> **PROBLEM DETAILS**
Copy whichever lines contain the string "document".

* START *

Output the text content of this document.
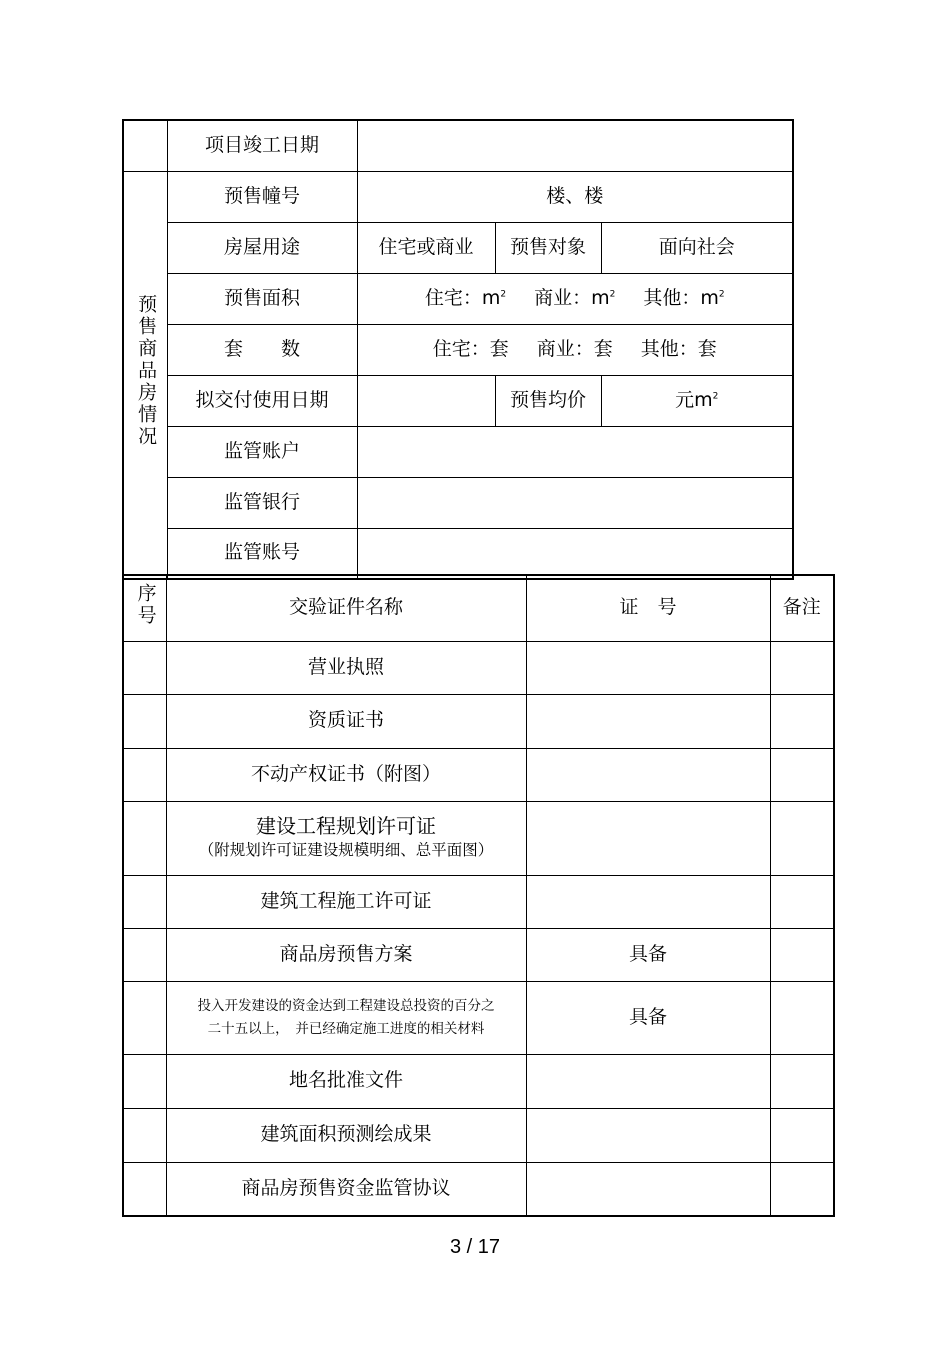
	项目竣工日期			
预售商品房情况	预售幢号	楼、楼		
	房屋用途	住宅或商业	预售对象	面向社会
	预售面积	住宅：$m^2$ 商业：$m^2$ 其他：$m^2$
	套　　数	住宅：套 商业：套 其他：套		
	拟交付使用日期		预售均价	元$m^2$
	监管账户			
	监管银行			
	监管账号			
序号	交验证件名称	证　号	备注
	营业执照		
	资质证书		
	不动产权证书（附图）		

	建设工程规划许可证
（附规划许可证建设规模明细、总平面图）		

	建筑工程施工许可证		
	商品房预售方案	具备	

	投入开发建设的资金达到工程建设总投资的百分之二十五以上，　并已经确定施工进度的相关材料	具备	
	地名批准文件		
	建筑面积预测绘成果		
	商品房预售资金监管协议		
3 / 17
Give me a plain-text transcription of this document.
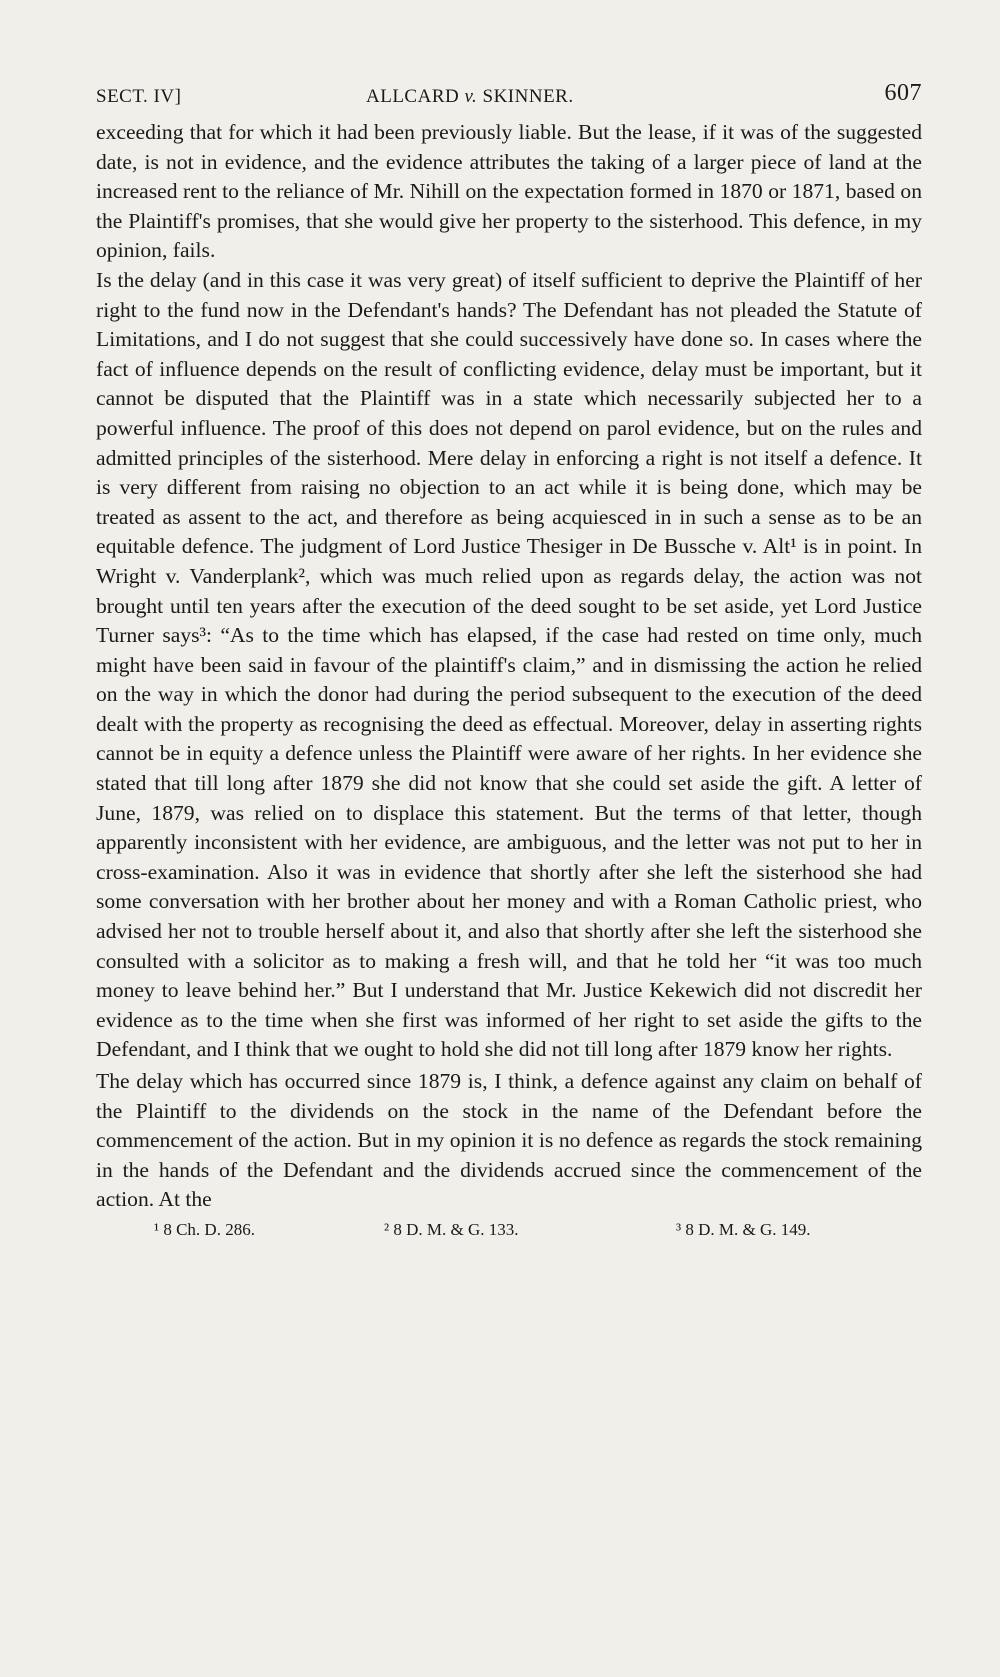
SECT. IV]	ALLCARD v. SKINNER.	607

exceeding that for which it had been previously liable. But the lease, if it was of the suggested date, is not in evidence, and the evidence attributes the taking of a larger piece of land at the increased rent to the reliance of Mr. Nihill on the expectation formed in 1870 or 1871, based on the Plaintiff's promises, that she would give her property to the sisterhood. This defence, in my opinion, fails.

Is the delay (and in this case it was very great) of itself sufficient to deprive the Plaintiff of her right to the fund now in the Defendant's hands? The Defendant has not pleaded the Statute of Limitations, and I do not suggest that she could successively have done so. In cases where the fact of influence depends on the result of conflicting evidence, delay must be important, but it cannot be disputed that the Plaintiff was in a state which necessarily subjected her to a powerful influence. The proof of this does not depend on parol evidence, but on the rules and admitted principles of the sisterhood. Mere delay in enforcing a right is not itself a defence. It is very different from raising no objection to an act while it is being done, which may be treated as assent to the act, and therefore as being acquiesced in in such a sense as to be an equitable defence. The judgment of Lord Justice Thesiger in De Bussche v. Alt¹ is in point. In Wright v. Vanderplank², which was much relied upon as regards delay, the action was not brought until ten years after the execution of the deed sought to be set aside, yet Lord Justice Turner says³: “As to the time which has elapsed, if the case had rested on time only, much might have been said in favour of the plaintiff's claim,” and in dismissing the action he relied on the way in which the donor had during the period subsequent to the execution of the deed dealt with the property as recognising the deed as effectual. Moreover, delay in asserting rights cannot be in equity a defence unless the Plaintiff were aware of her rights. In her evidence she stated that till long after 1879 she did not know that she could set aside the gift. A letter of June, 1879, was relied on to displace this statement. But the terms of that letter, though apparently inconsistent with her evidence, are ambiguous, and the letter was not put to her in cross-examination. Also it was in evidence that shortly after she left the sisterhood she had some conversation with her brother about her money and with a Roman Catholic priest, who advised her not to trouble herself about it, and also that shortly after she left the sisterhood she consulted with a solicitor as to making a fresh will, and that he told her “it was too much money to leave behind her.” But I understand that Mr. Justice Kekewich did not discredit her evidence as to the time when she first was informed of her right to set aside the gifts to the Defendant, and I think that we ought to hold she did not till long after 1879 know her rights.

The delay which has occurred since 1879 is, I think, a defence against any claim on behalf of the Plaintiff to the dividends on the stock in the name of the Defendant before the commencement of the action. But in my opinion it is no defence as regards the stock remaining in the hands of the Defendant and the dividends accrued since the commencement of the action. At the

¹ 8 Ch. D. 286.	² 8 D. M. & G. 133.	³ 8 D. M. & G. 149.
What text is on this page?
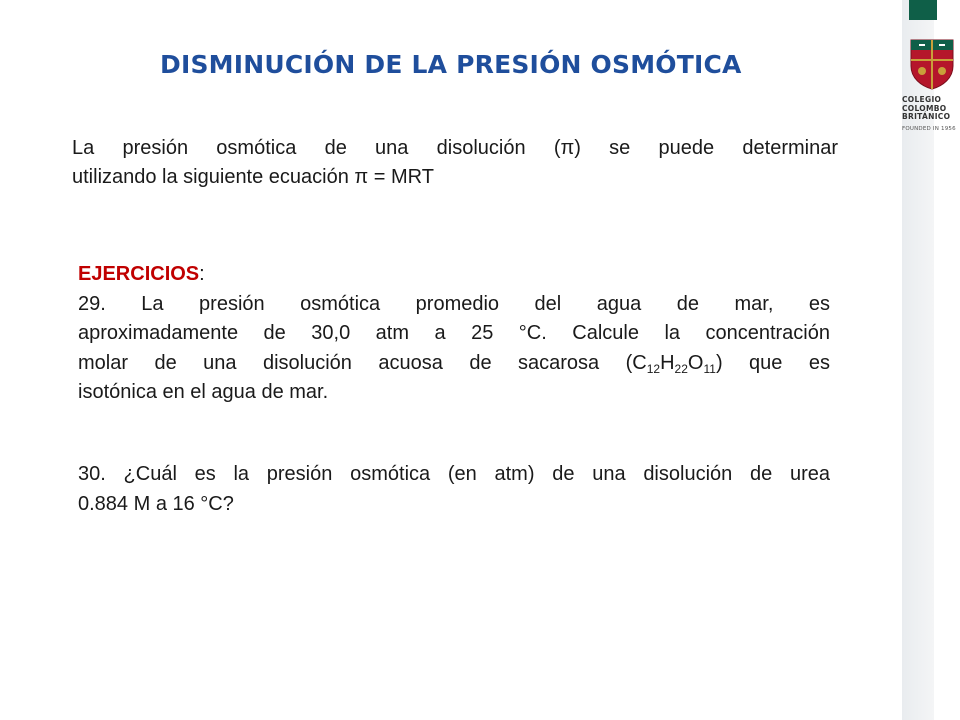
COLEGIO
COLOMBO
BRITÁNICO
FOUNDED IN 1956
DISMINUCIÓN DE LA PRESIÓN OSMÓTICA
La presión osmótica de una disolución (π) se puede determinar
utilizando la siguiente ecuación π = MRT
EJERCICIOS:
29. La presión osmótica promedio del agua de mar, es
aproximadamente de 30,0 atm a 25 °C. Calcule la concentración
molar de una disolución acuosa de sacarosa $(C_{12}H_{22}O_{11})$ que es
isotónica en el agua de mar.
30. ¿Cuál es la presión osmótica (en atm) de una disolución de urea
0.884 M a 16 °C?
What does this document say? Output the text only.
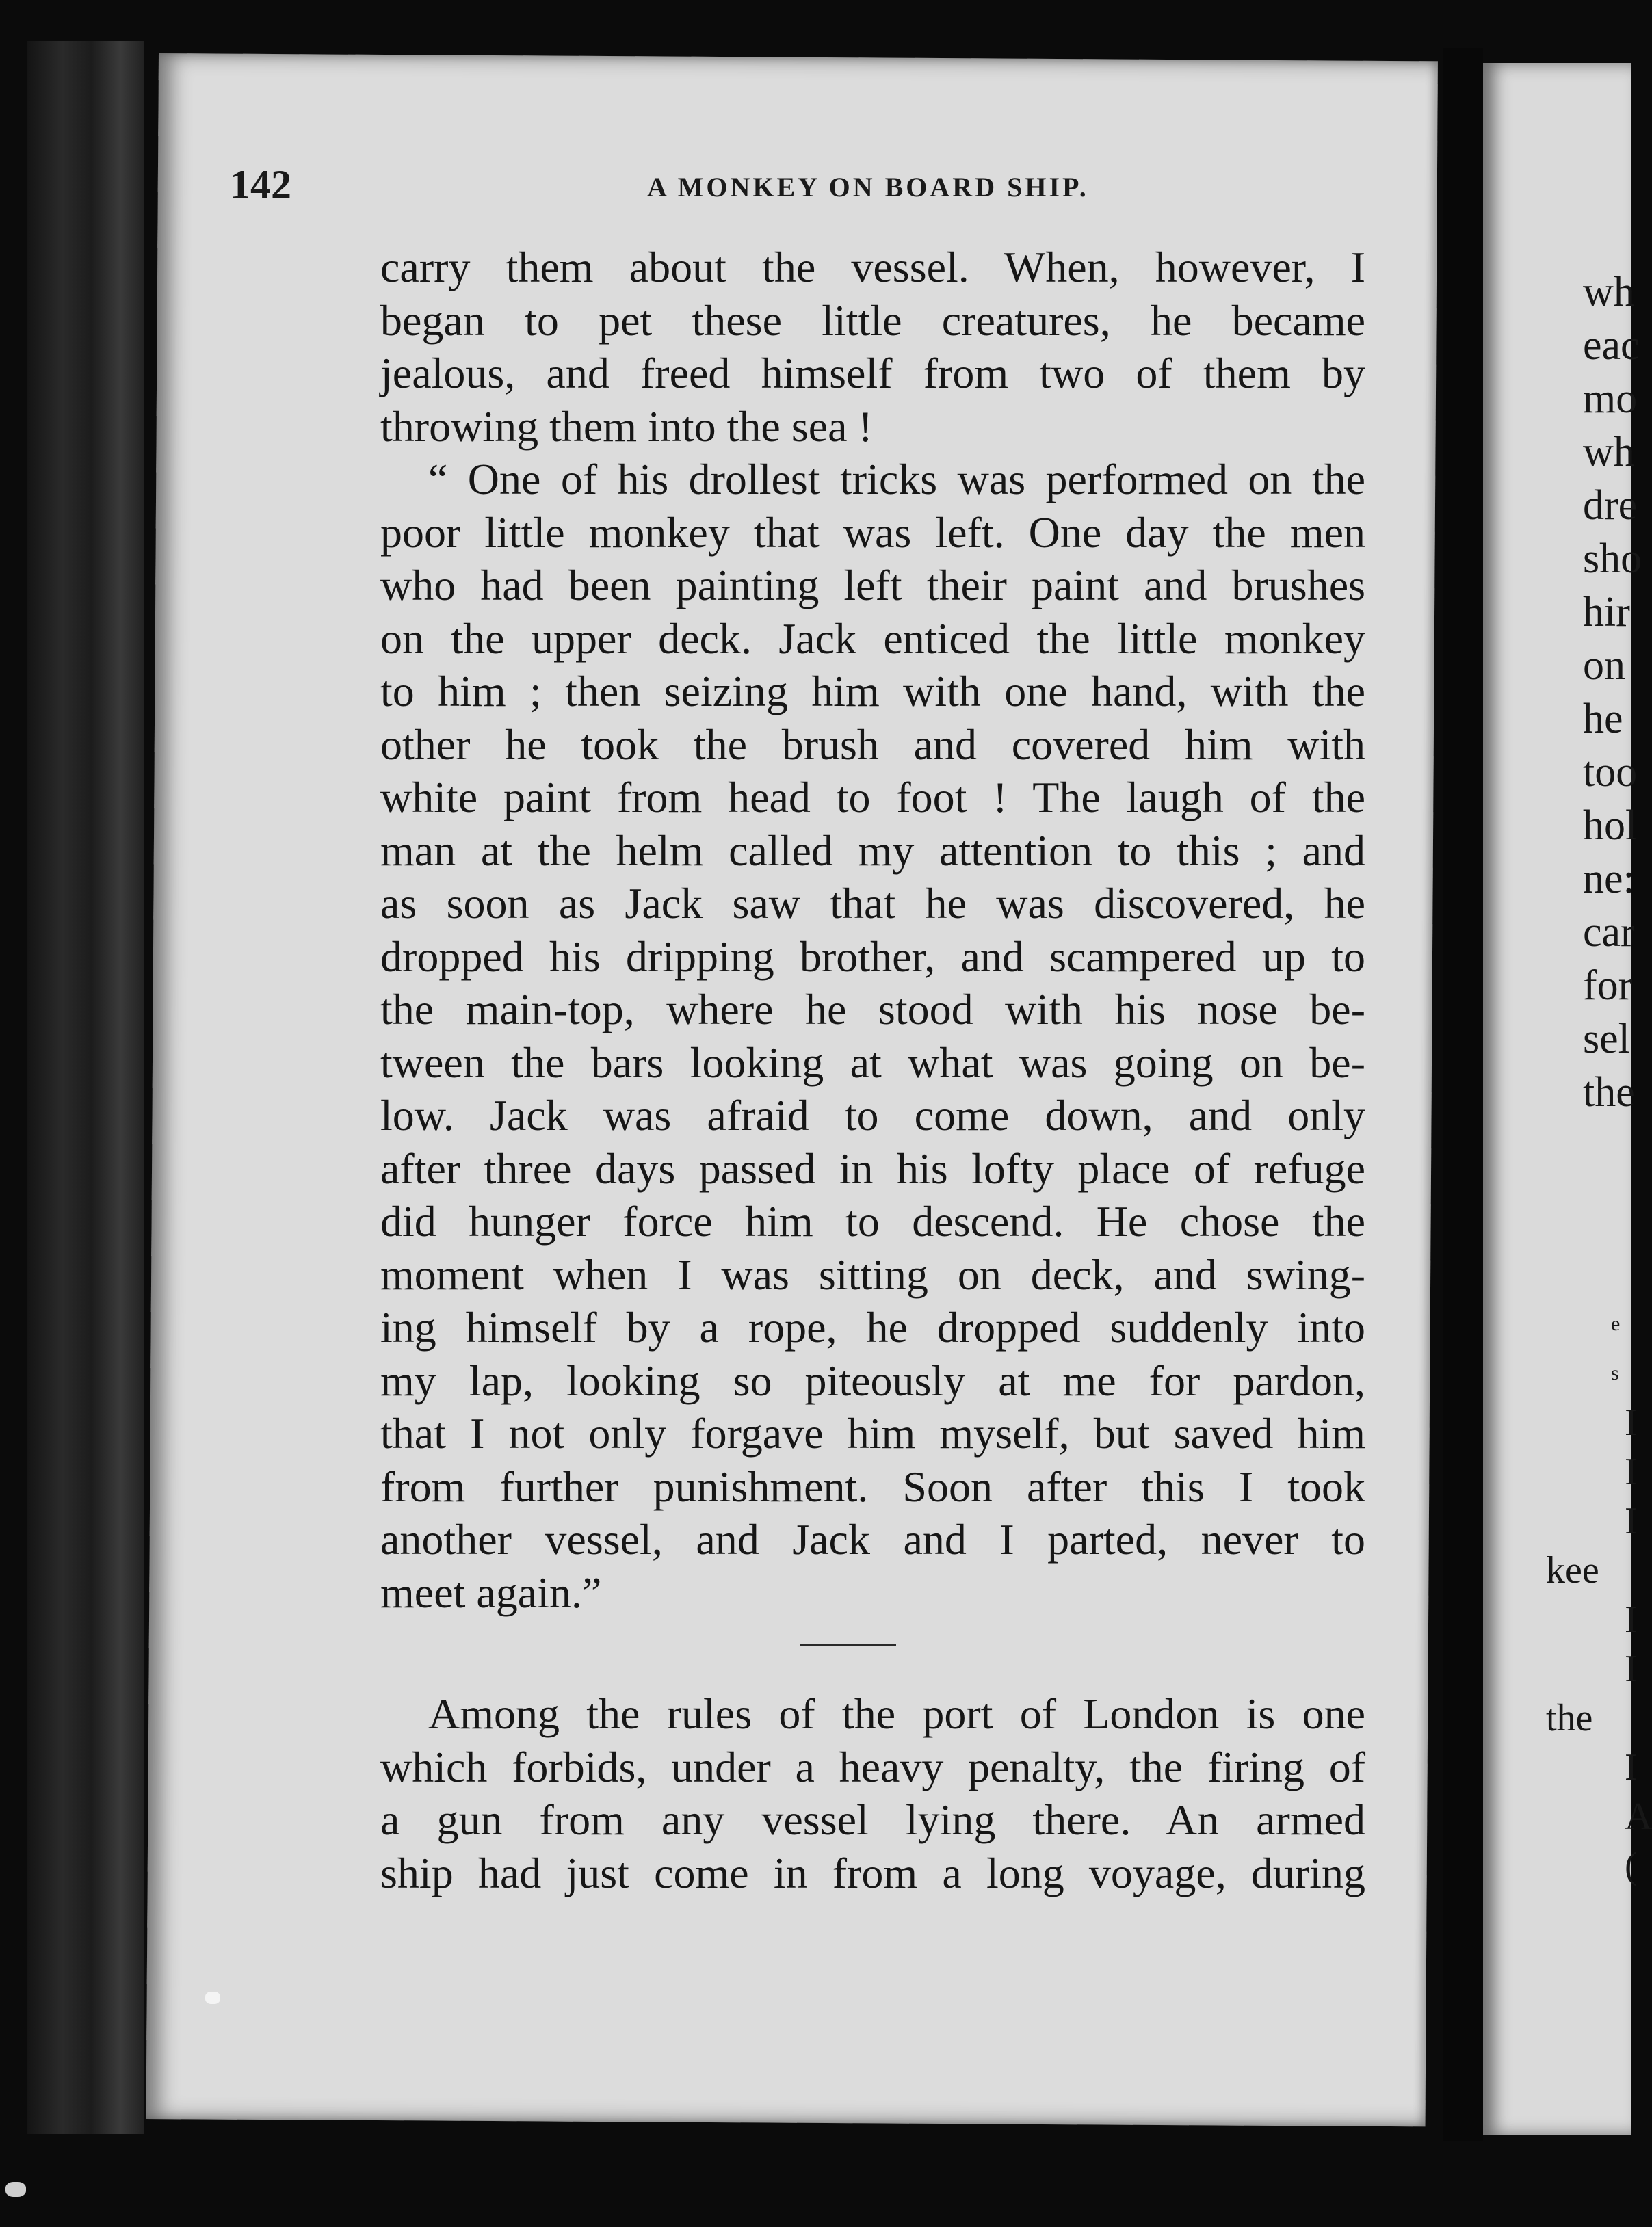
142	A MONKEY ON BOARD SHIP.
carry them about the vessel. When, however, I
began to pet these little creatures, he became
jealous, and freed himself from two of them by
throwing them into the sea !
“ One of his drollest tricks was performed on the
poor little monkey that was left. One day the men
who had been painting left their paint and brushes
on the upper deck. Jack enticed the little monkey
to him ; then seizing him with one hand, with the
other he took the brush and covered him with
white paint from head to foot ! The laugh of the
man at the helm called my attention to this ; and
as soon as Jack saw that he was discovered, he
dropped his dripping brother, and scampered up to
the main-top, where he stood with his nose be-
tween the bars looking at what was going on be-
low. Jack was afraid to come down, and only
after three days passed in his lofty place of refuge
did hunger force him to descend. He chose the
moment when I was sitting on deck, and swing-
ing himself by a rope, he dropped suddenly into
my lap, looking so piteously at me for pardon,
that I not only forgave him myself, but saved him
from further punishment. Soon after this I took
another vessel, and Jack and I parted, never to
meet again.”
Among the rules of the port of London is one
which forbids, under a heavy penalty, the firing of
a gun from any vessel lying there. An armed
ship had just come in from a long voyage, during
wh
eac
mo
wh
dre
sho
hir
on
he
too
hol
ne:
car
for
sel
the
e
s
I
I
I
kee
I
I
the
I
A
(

* END *

> **OUTPUT FOR THIS EXERCISE**
Output the text content of this document.
Give me a plain-text transcription of this document.
What does this document say? Output the text only.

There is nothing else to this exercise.